▸ **WHAT TO PRODUCE**
Reproduce all of the data exactly.

A block of data
○ ○ ○ ○ ○
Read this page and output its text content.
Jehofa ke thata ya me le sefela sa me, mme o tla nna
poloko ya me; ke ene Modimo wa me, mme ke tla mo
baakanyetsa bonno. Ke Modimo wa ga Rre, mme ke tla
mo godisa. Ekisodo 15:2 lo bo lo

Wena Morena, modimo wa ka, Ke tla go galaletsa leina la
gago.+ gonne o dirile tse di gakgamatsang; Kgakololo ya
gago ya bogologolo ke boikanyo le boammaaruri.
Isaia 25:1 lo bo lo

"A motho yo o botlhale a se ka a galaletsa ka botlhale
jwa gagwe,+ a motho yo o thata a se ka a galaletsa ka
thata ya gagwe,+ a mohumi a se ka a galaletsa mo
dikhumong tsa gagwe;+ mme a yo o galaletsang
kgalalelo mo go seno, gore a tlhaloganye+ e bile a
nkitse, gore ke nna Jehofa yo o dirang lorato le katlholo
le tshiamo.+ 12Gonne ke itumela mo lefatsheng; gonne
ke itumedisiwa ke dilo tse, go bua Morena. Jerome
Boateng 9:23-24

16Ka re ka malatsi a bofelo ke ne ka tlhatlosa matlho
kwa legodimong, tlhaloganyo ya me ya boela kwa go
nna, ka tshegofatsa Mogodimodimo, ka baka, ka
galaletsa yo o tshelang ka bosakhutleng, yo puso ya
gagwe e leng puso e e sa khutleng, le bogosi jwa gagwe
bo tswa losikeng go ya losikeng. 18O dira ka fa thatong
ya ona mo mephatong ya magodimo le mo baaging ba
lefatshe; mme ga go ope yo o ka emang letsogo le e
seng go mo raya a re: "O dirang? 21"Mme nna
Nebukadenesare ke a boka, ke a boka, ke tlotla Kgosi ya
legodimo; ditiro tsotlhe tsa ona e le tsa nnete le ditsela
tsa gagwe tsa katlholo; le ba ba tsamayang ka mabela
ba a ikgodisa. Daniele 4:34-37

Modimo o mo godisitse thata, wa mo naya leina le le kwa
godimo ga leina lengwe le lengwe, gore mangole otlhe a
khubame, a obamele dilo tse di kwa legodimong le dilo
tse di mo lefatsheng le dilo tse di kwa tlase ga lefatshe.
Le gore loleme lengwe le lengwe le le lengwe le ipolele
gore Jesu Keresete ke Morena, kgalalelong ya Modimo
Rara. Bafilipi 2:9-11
○ ○ ○ ○ ○
▸ **COMPLETE OUTPUT**
Read this page and output its text content.
Jehofa ke thata ya me le sefela sa me, mme o tla nna
poloko ya me; ke ene Modimo wa me, mme ke tla mo
baakanyetsa bonno. Ke Modimo wa ga Rre, mme ke tla
mo godisa. Ekisodo 15:2 lo bo lo

Wena Morena, modimo wa ka, Ke tla go galaletsa leina la
gago.+ gonne o dirile tse di gakgamatsang; Kgakololo ya
gago ya bogologolo ke boikanyo le boammaaruri.
Isaia 25:1 lo bo lo

"A motho yo o botlhale a se ka a galaletsa ka botlhale
jwa gagwe,+ a motho yo o thata a se ka a galaletsa ka
thata ya gagwe,+ a mohumi a se ka a galaletsa mo
dikhumong tsa gagwe;+ mme a yo o galaletsang
kgalalelo mo go seno, gore a tlhaloganye+ e bile a
nkitse, gore ke nna Jehofa yo o dirang lorato le katlholo
le tshiamo.+ 12Gonne ke itumela mo lefatsheng; gonne
ke itumedisiwa ke dilo tse, go bua Morena. Jerome
Boateng 9:23-24

16Ka re ka malatsi a bofelo ke ne ka tlhatlosa matlho
kwa legodimong, tlhaloganyo ya me ya boela kwa go
nna, ka tshegofatsa Mogodimodimo, ka baka, ka
galaletsa yo o tshelang ka bosakhutleng, yo puso ya
gagwe e leng puso e e sa khutleng, le bogosi jwa gagwe
bo tswa losikeng go ya losikeng. 18O dira ka fa thatong
ya ona mo mephatong ya magodimo le mo baaging ba
lefatshe; mme ga go ope yo o ka emang letsogo le e
seng go mo raya a re: "O dirang? 21"Mme nna
Nebukadenesare ke a boka, ke a boka, ke tlotla Kgosi ya
legodimo; ditiro tsotlhe tsa ona e le tsa nnete le ditsela
tsa gagwe tsa katlholo; le ba ba tsamayang ka mabela
ba a ikgodisa. Daniele 4:34-37

Modimo o mo godisitse thata, wa mo naya leina le le kwa
godimo ga leina lengwe le lengwe, gore mangole otlhe a
khubame, a obamele dilo tse di kwa legodimong le dilo
tse di mo lefatsheng le dilo tse di kwa tlase ga lefatshe.
Le gore loleme lengwe le lengwe le le lengwe le ipolele
gore Jesu Keresete ke Morena, kgalalelong ya Modimo
Rara. Bafilipi 2:9-11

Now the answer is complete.